* [Excerpted records]
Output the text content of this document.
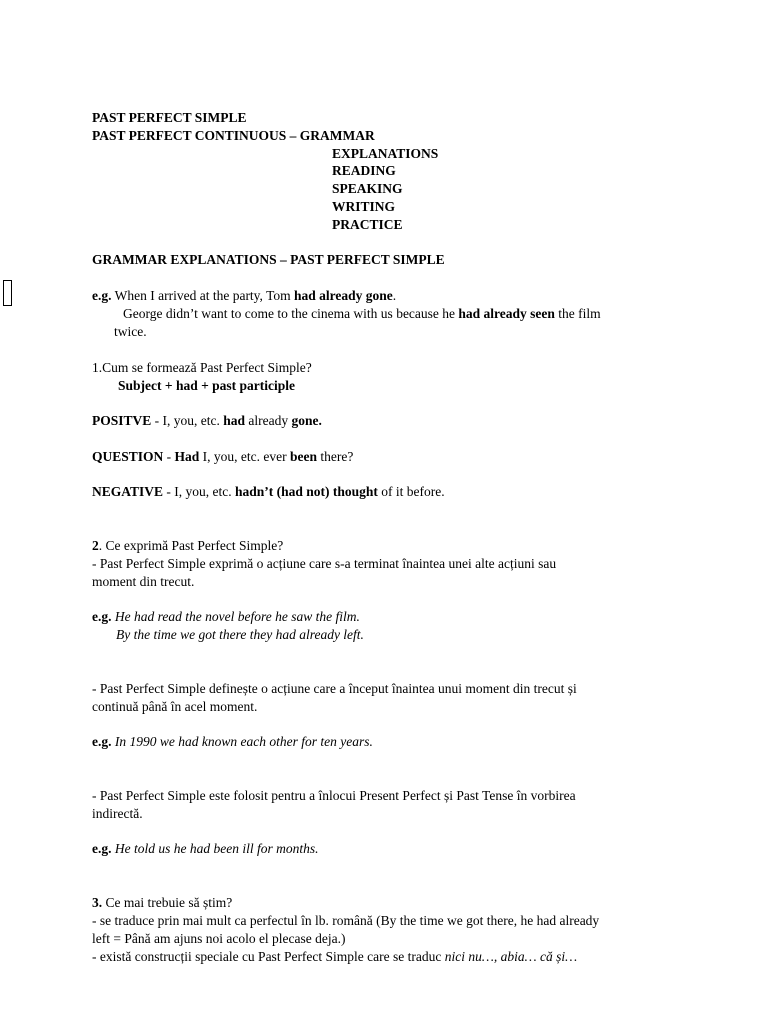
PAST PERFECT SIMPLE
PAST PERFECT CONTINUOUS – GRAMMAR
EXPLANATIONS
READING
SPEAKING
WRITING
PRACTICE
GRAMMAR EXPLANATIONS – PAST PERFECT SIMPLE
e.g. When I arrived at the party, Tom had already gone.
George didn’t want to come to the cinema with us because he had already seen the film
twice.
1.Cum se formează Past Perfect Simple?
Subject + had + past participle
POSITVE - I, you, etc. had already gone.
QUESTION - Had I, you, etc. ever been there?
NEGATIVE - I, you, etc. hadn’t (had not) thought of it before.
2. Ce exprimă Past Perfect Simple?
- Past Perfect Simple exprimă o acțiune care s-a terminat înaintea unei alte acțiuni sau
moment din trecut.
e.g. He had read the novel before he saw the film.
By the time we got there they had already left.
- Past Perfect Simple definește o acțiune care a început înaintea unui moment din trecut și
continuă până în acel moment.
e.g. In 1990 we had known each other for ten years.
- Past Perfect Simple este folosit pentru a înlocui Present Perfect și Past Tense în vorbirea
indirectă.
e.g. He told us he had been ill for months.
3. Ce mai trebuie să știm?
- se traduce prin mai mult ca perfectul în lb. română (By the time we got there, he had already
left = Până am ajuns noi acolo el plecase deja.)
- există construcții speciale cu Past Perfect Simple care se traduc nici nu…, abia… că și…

* [Task objective] Omit every image. Quote each record exactly.

* [Response for this exercise]
Output the text content of this document.
PAST PERFECT SIMPLE
PAST PERFECT CONTINUOUS – GRAMMAR
EXPLANATIONS
READING
SPEAKING
WRITING
PRACTICE
GRAMMAR EXPLANATIONS – PAST PERFECT SIMPLE
e.g. When I arrived at the party, Tom had already gone.
George didn’t want to come to the cinema with us because he had already seen the film
twice.
1.Cum se formează Past Perfect Simple?
Subject + had + past participle
POSITVE - I, you, etc. had already gone.
QUESTION - Had I, you, etc. ever been there?
NEGATIVE - I, you, etc. hadn’t (had not) thought of it before.
2. Ce exprimă Past Perfect Simple?
- Past Perfect Simple exprimă o acțiune care s-a terminat înaintea unei alte acțiuni sau
moment din trecut.
e.g. He had read the novel before he saw the film.
By the time we got there they had already left.
- Past Perfect Simple definește o acțiune care a început înaintea unui moment din trecut și
continuă până în acel moment.
e.g. In 1990 we had known each other for ten years.
- Past Perfect Simple este folosit pentru a înlocui Present Perfect și Past Tense în vorbirea
indirectă.
e.g. He told us he had been ill for months.
3. Ce mai trebuie să știm?
- se traduce prin mai mult ca perfectul în lb. română (By the time we got there, he had already
left = Până am ajuns noi acolo el plecase deja.)
- există construcții speciale cu Past Perfect Simple care se traduc nici nu…, abia… că și…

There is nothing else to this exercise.